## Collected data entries
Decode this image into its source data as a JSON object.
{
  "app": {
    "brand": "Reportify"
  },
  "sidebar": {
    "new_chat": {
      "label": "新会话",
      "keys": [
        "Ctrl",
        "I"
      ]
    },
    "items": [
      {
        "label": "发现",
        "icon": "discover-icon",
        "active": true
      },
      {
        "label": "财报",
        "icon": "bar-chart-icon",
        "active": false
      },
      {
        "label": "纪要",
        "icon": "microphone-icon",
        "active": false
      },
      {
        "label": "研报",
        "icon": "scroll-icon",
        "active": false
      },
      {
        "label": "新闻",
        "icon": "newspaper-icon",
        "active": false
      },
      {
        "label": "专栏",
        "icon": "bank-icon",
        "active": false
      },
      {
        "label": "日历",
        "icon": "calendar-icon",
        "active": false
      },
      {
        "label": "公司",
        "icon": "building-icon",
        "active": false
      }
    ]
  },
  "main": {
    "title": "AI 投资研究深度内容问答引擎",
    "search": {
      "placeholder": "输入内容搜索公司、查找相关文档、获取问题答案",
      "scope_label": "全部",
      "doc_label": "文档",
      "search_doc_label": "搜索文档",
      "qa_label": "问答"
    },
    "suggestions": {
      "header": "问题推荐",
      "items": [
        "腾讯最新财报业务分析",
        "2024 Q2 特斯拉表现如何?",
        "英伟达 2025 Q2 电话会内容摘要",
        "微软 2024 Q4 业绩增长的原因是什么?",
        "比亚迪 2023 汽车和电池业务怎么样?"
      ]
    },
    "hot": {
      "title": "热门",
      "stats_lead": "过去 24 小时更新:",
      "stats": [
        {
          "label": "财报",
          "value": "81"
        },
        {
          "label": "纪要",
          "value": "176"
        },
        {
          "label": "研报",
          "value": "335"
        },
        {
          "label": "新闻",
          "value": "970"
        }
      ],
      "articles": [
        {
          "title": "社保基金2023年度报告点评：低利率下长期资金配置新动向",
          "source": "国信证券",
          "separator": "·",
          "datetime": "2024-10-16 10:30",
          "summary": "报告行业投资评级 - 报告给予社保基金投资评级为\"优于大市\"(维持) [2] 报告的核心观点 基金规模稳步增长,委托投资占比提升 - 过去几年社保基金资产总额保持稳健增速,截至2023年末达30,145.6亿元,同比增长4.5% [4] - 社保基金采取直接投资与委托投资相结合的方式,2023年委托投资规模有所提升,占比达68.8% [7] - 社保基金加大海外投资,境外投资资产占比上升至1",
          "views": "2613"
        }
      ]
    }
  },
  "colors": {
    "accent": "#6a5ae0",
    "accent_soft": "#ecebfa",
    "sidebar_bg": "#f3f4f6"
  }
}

## WHAT TO WORK ON
Write the number of lines containing the word "title" and nothing besides it.

## RESPONSE TO THE TASK
3